# What you need to do:
Reproduce each line of the listing exactly.

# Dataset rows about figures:

═══

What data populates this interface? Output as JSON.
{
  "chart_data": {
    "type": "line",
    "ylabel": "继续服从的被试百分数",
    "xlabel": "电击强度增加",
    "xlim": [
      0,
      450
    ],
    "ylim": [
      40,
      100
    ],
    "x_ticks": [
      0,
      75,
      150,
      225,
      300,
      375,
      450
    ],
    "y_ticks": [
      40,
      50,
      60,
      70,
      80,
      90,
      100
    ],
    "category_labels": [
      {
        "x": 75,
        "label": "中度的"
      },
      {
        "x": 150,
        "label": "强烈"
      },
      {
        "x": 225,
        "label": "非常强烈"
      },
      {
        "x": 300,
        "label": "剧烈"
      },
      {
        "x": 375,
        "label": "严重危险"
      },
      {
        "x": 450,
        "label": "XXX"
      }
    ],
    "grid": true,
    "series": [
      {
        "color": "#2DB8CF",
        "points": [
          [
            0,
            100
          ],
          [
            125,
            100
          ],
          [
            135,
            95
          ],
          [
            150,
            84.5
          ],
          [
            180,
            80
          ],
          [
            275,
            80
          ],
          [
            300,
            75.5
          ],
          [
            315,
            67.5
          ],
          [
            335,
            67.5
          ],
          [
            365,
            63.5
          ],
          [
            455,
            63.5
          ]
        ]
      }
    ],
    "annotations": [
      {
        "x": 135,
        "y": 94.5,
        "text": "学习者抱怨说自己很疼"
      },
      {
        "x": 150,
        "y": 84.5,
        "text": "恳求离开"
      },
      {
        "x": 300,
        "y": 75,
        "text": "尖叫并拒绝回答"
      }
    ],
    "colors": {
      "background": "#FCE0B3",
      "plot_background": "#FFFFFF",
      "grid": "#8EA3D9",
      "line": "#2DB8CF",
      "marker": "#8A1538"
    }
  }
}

═══

# Solution for this problem:
What data populates this interface? Output as JSON.
{
  "chart_data": {
    "type": "line",
    "ylabel": "继续服从的被试百分数",
    "xlabel": "电击强度增加",
    "xlim": [
      0,
      450
    ],
    "ylim": [
      40,
      100
    ],
    "x_ticks": [
      0,
      75,
      150,
      225,
      300,
      375,
      450
    ],
    "y_ticks": [
      40,
      50,
      60,
      70,
      80,
      90,
      100
    ],
    "category_labels": [
      {
        "x": 75,
        "label": "中度的"
      },
      {
        "x": 150,
        "label": "强烈"
      },
      {
        "x": 225,
        "label": "非常强烈"
      },
      {
        "x": 300,
        "label": "剧烈"
      },
      {
        "x": 375,
        "label": "严重危险"
      },
      {
        "x": 450,
        "label": "XXX"
      }
    ],
    "grid": true,
    "series": [
      {
        "color": "#2DB8CF",
        "points": [
          [
            0,
            100
          ],
          [
            125,
            100
          ],
          [
            135,
            95
          ],
          [
            150,
            84.5
          ],
          [
            180,
            80
          ],
          [
            275,
            80
          ],
          [
            300,
            75.5
          ],
          [
            315,
            67.5
          ],
          [
            335,
            67.5
          ],
          [
            365,
            63.5
          ],
          [
            455,
            63.5
          ]
        ]
      }
    ],
    "annotations": [
      {
        "x": 135,
        "y": 94.5,
        "text": "学习者抱怨说自己很疼"
      },
      {
        "x": 150,
        "y": 84.5,
        "text": "恳求离开"
      },
      {
        "x": 300,
        "y": 75,
        "text": "尖叫并拒绝回答"
      }
    ],
    "colors": {
      "background": "#FCE0B3",
      "plot_background": "#FFFFFF",
      "grid": "#8EA3D9",
      "line": "#2DB8CF",
      "marker": "#8A1538"
    }
  }
}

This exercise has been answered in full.